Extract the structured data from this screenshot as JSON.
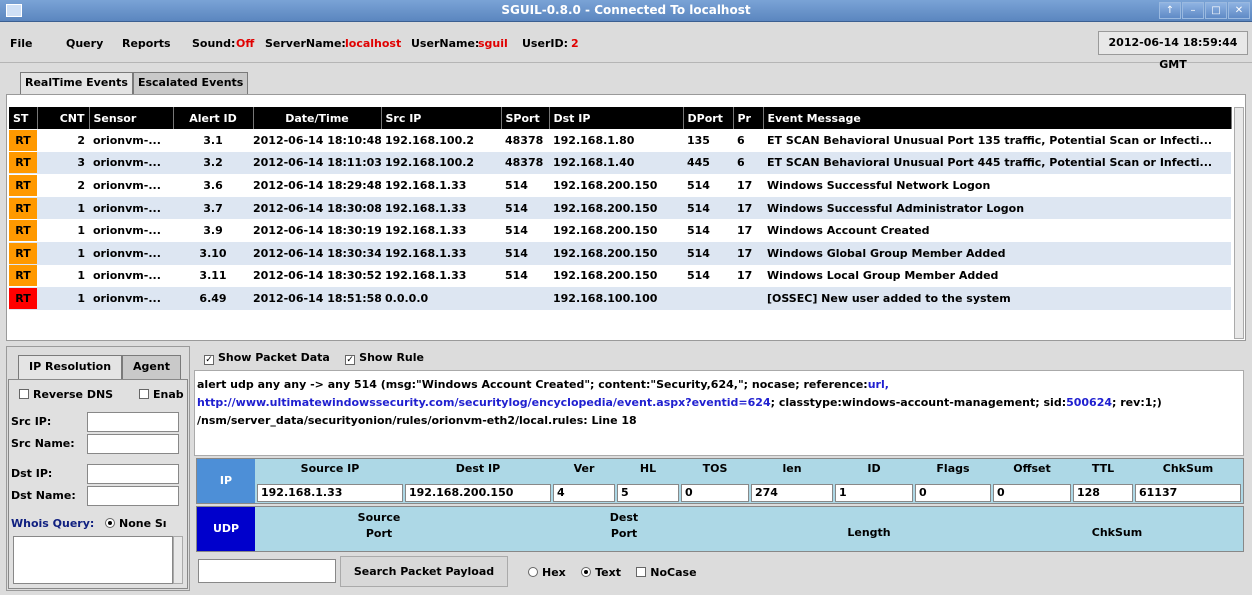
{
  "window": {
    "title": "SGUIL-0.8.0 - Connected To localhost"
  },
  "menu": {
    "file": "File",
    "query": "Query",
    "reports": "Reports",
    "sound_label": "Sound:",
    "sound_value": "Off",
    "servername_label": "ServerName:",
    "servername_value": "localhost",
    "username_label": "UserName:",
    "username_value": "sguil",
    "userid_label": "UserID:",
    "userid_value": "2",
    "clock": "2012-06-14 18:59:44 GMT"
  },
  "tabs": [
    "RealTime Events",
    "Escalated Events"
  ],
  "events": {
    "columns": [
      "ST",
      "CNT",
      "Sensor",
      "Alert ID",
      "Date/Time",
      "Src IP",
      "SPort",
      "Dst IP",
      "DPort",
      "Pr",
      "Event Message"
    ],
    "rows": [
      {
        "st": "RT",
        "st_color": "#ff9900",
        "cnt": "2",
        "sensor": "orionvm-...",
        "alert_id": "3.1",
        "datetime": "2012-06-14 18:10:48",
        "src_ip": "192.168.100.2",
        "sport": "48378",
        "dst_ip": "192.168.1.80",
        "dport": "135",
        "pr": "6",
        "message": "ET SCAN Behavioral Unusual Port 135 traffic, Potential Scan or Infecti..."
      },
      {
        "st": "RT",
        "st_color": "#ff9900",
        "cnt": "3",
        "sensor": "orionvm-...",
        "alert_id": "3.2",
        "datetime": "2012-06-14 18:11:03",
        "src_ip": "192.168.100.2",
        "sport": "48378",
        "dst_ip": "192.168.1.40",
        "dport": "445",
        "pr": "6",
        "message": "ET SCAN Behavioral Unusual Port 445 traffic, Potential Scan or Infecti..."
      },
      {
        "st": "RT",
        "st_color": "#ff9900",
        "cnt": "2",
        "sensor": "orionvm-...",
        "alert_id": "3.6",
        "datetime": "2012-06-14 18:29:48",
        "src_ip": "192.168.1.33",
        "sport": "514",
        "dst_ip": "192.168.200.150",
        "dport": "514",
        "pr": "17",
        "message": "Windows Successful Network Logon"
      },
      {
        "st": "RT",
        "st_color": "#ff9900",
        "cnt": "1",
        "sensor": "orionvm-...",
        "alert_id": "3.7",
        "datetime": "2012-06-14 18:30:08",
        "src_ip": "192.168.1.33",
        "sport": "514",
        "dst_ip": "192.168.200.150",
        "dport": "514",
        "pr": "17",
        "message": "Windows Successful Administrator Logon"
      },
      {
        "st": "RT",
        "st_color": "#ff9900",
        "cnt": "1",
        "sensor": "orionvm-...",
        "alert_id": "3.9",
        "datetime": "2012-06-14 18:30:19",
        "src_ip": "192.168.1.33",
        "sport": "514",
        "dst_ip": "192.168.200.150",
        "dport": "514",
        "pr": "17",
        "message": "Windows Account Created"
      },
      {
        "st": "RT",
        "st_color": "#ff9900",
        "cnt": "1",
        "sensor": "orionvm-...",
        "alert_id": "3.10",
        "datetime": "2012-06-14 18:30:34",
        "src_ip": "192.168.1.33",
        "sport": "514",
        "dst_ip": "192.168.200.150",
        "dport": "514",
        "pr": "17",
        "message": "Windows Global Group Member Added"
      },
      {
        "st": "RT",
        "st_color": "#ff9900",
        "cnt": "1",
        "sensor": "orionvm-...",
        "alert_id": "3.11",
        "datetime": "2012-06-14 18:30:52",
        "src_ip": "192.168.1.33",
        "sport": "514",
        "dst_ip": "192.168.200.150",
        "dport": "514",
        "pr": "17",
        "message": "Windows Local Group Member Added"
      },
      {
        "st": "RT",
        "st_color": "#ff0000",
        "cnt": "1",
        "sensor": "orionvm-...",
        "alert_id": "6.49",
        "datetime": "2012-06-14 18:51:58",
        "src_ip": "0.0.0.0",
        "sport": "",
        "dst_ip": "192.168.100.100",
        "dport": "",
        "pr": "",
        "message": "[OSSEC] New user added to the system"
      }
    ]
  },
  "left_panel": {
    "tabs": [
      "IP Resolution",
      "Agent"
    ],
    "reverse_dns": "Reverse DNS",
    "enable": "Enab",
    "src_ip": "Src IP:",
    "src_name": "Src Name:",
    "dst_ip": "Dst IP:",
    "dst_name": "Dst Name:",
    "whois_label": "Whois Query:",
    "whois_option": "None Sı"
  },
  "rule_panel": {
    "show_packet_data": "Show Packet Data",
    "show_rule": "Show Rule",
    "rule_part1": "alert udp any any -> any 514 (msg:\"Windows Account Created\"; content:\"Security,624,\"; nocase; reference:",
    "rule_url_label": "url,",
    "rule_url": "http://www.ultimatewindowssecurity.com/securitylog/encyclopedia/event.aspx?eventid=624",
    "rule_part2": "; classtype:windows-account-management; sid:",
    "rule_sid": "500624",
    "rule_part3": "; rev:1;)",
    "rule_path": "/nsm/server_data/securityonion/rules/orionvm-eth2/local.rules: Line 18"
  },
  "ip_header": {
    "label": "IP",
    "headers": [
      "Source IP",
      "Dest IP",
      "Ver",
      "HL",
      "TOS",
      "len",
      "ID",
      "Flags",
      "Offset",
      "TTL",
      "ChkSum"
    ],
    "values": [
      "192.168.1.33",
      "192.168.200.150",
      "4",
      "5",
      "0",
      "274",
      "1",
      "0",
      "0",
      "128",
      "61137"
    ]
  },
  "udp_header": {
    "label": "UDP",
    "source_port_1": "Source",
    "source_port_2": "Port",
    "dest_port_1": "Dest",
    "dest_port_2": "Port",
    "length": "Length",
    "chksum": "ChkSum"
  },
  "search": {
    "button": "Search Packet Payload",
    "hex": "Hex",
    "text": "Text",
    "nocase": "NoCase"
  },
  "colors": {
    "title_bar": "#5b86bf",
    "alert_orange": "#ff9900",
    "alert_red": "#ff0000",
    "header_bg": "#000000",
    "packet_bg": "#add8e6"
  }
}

···

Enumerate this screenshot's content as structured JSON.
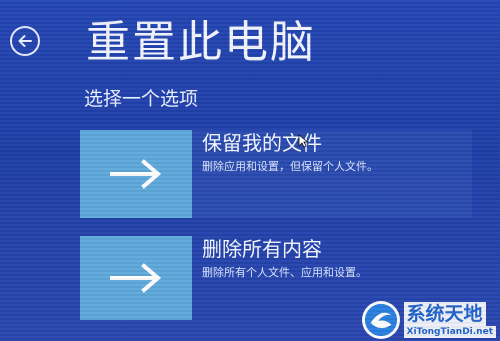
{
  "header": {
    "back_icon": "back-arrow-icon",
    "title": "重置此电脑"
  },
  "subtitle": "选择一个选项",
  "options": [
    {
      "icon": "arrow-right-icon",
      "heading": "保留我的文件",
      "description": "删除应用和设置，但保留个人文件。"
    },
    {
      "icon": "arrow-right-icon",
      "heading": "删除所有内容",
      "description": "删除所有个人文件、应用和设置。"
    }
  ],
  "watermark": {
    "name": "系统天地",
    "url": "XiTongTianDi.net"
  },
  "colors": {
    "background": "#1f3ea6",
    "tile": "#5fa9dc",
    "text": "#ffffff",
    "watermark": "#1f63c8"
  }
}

···

§ Problem statement
Take every line above carrying "localhost" and return it.

§ Output for this task
    "title": "SGUIL-0.8.0 - Connected To localhost"
    "servername_value": "localhost",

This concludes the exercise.